>> start

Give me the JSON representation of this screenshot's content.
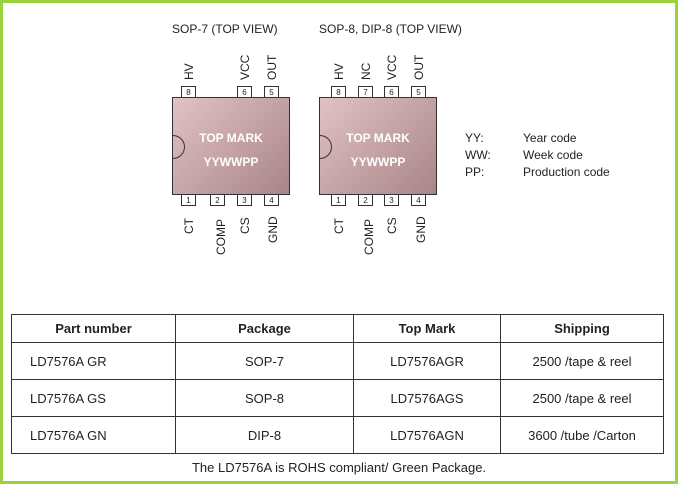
{
  "diagrams": [
    {
      "title": "SOP-7 (TOP VIEW)",
      "top_mark": "TOP MARK",
      "code": "YYWWPP",
      "top_pins": [
        {
          "num": "8",
          "name": "HV"
        },
        {
          "num": "6",
          "name": "VCC"
        },
        {
          "num": "5",
          "name": "OUT"
        }
      ],
      "bottom_pins": [
        {
          "num": "1",
          "name": "CT"
        },
        {
          "num": "2",
          "name": "COMP"
        },
        {
          "num": "3",
          "name": "CS"
        },
        {
          "num": "4",
          "name": "GND"
        }
      ]
    },
    {
      "title": "SOP-8, DIP-8 (TOP VIEW)",
      "top_mark": "TOP MARK",
      "code": "YYWWPP",
      "top_pins": [
        {
          "num": "8",
          "name": "HV"
        },
        {
          "num": "7",
          "name": "NC"
        },
        {
          "num": "6",
          "name": "VCC"
        },
        {
          "num": "5",
          "name": "OUT"
        }
      ],
      "bottom_pins": [
        {
          "num": "1",
          "name": "CT"
        },
        {
          "num": "2",
          "name": "COMP"
        },
        {
          "num": "3",
          "name": "CS"
        },
        {
          "num": "4",
          "name": "GND"
        }
      ]
    }
  ],
  "legend": [
    {
      "key": "YY:",
      "desc": "Year code"
    },
    {
      "key": "WW:",
      "desc": "Week code"
    },
    {
      "key": "PP:",
      "desc": "Production code"
    }
  ],
  "table": {
    "headers": [
      "Part number",
      "Package",
      "Top Mark",
      "Shipping"
    ],
    "rows": [
      [
        "LD7576A GR",
        "SOP-7",
        "LD7576AGR",
        "2500 /tape & reel"
      ],
      [
        "LD7576A GS",
        "SOP-8",
        "LD7576AGS",
        "2500 /tape & reel"
      ],
      [
        "LD7576A GN",
        "DIP-8",
        "LD7576AGN",
        "3600 /tube /Carton"
      ]
    ]
  },
  "footer": "The LD7576A is ROHS compliant/ Green Package.",
  "colors": {
    "border": "#9bd33c",
    "chip": "#c9a7a9"
  }
}
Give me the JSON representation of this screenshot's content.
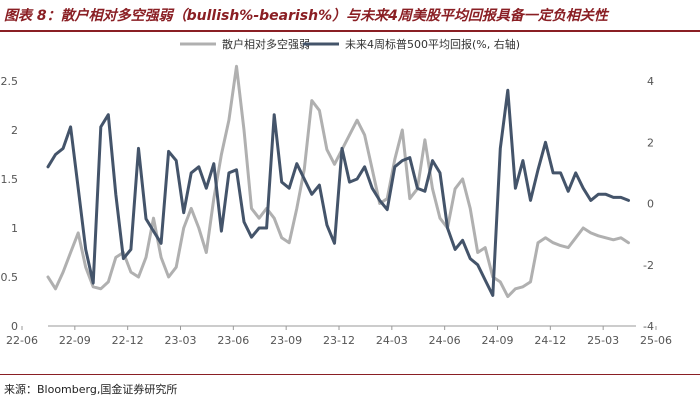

>> end

■ Task directions: Copy every record above exactly, leaving out the pictures.

■ The solution:
Give me the JSON representation of this screenshot's content.
{
  "diagrams": [
    {
      "title": "SOP-7 (TOP VIEW)",
      "top_mark": "TOP MARK",
      "code": "YYWWPP",
      "top_pins": [
        {
          "num": "8",
          "name": "HV"
        },
        {
          "num": "6",
          "name": "VCC"
        },
        {
          "num": "5",
          "name": "OUT"
        }
      ],
      "bottom_pins": [
        {
          "num": "1",
          "name": "CT"
        },
        {
          "num": "2",
          "name": "COMP"
        },
        {
          "num": "3",
          "name": "CS"
        },
        {
          "num": "4",
          "name": "GND"
        }
      ]
    },
    {
      "title": "SOP-8, DIP-8 (TOP VIEW)",
      "top_mark": "TOP MARK",
      "code": "YYWWPP",
      "top_pins": [
        {
          "num": "8",
          "name": "HV"
        },
        {
          "num": "7",
          "name": "NC"
        },
        {
          "num": "6",
          "name": "VCC"
        },
        {
          "num": "5",
          "name": "OUT"
        }
      ],
      "bottom_pins": [
        {
          "num": "1",
          "name": "CT"
        },
        {
          "num": "2",
          "name": "COMP"
        },
        {
          "num": "3",
          "name": "CS"
        },
        {
          "num": "4",
          "name": "GND"
        }
      ]
    }
  ],
  "legend": [
    {
      "key": "YY:",
      "desc": "Year code"
    },
    {
      "key": "WW:",
      "desc": "Week code"
    },
    {
      "key": "PP:",
      "desc": "Production code"
    }
  ],
  "table": {
    "headers": [
      "Part number",
      "Package",
      "Top Mark",
      "Shipping"
    ],
    "rows": [
      [
        "LD7576A GR",
        "SOP-7",
        "LD7576AGR",
        "2500 /tape & reel"
      ],
      [
        "LD7576A GS",
        "SOP-8",
        "LD7576AGS",
        "2500 /tape & reel"
      ],
      [
        "LD7576A GN",
        "DIP-8",
        "LD7576AGN",
        "3600 /tube /Carton"
      ]
    ]
  },
  "footer": "The LD7576A is ROHS compliant/ Green Package.",
  "colors": {
    "border": "#9bd33c",
    "chip": "#c9a7a9"
  }
}
Give me the JSON representation of this screenshot's content.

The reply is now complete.